**Texte à lire:**
__________
Le ministre russe des Transports, Andreï Nikitine, a annoncé le 30 mars 2026 que la Russie signerait plusieurs actes bilatéraux avec des pays africains et asiatiques lors du premier Forum international du transport et de la logistique (FITL), qui se tient du 1er au 3 avril à Saint-Pétersbourg. Les négociations concernent notamment le Maroc, la Tanzanie, le Cambodge et le Vietnam.
Dans un entretien accordé à l’agence RIA Novosti, Nikitine a précisé la nature des engagements prévus : un accord bilatéral sur le transport routier international avec le Maroc, des mémorandums d’entente dans le domaine des transports avec la Tanzanie et le Cambodge, et un protocole amendant l’accord de navigation maritime existant avec le Vietnam, dont le trafic avec la Russie est en progression.
__________
**Données fournies:**
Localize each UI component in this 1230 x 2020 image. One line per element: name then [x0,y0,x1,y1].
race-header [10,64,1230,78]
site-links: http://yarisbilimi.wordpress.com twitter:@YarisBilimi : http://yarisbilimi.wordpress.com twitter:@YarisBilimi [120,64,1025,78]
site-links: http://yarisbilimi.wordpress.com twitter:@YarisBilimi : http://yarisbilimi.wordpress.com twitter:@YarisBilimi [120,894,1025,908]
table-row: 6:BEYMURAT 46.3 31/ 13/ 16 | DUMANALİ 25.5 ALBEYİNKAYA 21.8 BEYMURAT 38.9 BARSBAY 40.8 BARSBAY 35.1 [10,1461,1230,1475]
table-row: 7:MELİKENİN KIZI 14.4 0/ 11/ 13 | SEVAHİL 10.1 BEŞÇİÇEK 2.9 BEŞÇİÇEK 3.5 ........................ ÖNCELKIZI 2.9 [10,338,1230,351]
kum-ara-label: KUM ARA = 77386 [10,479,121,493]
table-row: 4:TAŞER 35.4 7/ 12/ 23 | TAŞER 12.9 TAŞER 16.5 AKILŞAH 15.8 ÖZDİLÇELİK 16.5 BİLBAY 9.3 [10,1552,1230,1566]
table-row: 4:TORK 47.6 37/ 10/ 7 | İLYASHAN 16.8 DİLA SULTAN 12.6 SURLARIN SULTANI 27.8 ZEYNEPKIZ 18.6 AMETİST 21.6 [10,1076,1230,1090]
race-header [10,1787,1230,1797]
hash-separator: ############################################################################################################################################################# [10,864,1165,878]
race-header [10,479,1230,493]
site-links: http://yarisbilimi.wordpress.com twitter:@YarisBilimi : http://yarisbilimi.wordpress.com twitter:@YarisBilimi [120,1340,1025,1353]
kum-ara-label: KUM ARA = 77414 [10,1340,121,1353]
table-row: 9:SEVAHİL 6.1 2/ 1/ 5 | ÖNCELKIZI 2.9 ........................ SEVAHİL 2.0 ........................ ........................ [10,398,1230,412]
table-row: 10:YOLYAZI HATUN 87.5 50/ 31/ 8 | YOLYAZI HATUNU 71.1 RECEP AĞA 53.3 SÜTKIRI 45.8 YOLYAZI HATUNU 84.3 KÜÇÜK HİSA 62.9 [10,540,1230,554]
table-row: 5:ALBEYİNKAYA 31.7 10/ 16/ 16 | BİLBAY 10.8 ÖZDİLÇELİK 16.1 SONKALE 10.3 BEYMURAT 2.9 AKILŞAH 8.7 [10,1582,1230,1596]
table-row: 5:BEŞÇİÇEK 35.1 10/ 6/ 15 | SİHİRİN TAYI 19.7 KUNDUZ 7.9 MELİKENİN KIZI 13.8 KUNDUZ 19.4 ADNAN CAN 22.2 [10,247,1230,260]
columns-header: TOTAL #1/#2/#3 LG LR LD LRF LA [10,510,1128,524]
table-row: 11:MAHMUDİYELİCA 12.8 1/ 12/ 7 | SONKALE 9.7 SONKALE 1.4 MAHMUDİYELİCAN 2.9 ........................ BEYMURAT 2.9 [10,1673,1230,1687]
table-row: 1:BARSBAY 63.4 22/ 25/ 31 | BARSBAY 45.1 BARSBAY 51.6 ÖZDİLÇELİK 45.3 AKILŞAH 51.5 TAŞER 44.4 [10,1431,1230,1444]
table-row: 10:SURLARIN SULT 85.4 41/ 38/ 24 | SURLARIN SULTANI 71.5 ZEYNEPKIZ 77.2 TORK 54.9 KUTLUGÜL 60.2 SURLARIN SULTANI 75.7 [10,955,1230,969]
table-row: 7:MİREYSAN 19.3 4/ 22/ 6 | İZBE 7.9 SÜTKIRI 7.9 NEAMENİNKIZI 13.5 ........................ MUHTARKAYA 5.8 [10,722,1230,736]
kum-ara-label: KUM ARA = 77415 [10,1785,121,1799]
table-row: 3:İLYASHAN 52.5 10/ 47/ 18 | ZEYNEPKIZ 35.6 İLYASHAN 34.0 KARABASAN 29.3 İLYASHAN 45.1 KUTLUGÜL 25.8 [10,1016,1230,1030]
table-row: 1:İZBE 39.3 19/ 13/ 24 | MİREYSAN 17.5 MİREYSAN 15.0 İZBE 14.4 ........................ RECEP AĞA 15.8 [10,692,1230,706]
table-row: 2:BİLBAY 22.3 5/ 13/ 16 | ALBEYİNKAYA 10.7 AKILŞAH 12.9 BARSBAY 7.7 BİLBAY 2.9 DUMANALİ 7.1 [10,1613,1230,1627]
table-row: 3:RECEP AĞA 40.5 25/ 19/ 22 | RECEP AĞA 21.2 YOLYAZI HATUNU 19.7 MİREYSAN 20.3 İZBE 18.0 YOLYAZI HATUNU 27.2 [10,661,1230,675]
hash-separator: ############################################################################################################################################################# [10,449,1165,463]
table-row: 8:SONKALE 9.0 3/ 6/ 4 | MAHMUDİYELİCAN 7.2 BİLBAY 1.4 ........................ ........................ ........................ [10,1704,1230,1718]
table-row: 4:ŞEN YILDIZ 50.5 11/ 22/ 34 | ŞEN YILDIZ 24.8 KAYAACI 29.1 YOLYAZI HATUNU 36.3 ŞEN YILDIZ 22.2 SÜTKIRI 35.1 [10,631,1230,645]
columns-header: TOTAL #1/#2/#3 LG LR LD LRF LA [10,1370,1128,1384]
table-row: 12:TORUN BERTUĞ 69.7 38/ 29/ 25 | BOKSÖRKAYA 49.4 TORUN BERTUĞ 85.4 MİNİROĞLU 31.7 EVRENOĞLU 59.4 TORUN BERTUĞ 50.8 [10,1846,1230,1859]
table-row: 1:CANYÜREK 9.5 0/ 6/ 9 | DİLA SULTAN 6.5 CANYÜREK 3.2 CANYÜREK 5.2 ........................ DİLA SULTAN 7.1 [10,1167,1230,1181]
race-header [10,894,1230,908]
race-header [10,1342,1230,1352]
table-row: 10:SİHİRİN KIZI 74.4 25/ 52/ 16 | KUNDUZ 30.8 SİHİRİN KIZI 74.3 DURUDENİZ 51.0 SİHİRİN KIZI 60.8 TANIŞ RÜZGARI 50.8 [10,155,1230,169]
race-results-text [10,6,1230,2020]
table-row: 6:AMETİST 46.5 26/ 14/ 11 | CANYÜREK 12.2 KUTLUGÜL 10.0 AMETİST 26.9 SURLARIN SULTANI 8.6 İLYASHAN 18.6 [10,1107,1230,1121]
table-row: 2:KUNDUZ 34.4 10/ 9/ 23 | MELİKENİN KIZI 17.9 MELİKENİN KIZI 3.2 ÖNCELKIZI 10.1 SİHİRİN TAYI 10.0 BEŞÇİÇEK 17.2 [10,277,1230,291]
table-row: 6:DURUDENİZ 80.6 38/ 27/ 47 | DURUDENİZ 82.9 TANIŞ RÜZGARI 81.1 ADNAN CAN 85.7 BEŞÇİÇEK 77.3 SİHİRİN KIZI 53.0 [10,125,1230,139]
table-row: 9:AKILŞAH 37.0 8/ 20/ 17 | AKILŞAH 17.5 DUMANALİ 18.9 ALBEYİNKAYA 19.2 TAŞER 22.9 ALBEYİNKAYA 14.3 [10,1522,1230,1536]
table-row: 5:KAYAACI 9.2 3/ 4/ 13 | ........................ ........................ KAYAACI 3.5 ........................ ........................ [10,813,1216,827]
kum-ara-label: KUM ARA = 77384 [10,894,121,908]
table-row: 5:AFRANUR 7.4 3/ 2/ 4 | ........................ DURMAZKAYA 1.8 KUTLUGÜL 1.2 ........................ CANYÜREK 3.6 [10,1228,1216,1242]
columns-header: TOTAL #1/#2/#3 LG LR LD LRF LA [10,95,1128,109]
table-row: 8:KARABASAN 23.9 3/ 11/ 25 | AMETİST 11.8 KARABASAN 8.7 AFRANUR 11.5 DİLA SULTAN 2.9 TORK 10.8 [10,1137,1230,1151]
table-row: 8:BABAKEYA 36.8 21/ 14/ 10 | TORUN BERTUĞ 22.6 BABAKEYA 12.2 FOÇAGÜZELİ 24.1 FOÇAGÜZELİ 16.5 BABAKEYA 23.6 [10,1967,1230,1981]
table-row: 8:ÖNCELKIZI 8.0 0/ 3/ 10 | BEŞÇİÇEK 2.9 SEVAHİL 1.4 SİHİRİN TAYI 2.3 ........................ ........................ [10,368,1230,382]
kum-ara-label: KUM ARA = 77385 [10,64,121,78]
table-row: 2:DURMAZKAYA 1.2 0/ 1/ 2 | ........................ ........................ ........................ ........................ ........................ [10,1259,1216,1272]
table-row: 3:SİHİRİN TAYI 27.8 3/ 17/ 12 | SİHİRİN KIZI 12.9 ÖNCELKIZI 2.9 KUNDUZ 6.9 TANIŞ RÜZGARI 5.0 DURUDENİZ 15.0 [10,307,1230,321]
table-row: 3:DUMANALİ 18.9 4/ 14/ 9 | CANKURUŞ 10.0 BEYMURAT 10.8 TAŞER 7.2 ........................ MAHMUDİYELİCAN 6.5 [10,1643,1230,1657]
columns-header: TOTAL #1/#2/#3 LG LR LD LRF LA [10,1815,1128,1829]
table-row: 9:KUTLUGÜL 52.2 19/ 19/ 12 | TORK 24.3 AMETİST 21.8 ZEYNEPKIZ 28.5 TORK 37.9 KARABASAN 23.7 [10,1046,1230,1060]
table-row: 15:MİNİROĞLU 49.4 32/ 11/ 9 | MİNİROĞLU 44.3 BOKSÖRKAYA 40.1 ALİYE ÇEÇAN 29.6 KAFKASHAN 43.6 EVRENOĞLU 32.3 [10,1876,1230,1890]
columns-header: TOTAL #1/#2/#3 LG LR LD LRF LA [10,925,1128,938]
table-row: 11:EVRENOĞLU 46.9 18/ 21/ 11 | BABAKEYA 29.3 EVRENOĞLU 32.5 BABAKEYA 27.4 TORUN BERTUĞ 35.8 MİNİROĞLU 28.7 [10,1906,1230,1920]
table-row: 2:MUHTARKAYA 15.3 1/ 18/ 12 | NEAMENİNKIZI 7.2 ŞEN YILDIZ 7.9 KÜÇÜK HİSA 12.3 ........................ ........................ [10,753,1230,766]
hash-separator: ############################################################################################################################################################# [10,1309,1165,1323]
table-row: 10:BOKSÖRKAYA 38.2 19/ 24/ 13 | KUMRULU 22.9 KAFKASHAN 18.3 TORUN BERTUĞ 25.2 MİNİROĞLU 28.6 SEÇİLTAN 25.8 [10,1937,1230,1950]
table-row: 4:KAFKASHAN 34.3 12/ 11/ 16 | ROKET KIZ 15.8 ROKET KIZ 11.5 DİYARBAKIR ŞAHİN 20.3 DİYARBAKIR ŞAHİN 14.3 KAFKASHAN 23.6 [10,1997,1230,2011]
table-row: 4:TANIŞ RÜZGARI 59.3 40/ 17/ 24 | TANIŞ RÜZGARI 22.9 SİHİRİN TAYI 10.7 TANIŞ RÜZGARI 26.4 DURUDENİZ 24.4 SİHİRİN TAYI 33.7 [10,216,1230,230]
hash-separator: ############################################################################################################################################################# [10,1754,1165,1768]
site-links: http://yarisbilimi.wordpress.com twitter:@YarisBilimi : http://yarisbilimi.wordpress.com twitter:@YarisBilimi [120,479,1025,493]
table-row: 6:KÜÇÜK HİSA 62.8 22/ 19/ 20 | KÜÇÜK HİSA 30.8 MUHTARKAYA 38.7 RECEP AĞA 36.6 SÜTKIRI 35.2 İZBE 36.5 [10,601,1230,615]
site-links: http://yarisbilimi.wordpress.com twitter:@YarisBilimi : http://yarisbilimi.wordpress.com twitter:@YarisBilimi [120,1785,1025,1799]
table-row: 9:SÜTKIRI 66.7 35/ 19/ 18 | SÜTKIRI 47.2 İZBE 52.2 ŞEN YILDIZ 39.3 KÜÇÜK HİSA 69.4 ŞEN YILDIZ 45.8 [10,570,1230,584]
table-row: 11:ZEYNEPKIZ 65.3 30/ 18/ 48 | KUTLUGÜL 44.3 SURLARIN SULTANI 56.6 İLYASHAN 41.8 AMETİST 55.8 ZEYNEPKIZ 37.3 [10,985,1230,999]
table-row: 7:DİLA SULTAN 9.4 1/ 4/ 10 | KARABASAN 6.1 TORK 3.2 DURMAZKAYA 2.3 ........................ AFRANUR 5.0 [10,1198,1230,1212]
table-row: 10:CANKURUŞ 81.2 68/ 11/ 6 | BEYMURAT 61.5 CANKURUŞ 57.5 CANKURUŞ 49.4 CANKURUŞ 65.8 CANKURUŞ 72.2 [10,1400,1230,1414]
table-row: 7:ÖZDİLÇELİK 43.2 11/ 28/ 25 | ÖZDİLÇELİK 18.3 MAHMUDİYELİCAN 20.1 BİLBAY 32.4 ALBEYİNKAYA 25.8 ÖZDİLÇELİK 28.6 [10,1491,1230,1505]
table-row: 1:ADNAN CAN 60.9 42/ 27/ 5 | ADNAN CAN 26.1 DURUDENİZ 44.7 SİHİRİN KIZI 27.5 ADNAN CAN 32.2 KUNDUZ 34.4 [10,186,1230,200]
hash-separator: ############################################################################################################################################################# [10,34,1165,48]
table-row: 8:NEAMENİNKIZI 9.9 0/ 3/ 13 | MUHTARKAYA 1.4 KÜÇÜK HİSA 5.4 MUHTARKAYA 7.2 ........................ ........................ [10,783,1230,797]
__________
**Détail de la tâche:** Dans le texte sur les accords de transport de la Russie, recopiez à l'identique le passage qui commence par les mots contenant « Le ministre russe » et se termine par « est en progression. ».

**Solution ci-dessous:**
Le ministre russe des Transports, Andreï Nikitine, a annoncé le 30 mars 2026 que la Russie signerait plusieurs actes bilatéraux avec des pays africains et asiatiques lors du premier Forum international du transport et de la logistique (FITL), qui se tient du 1er au 3 avril à Saint-Pétersbourg. Les négociations concernent notamment le Maroc, la Tanzanie, le Cambodge et le Vietnam.
Dans un entretien accordé à l’agence RIA Novosti, Nikitine a précisé la nature des engagements prévus : un accord bilatéral sur le transport routier international avec le Maroc, des mémorandums d’entente dans le domaine des transports avec la Tanzanie et le Cambodge, et un protocole amendant l’accord de navigation maritime existant avec le Vietnam, dont le trafic avec la Russie est en progression.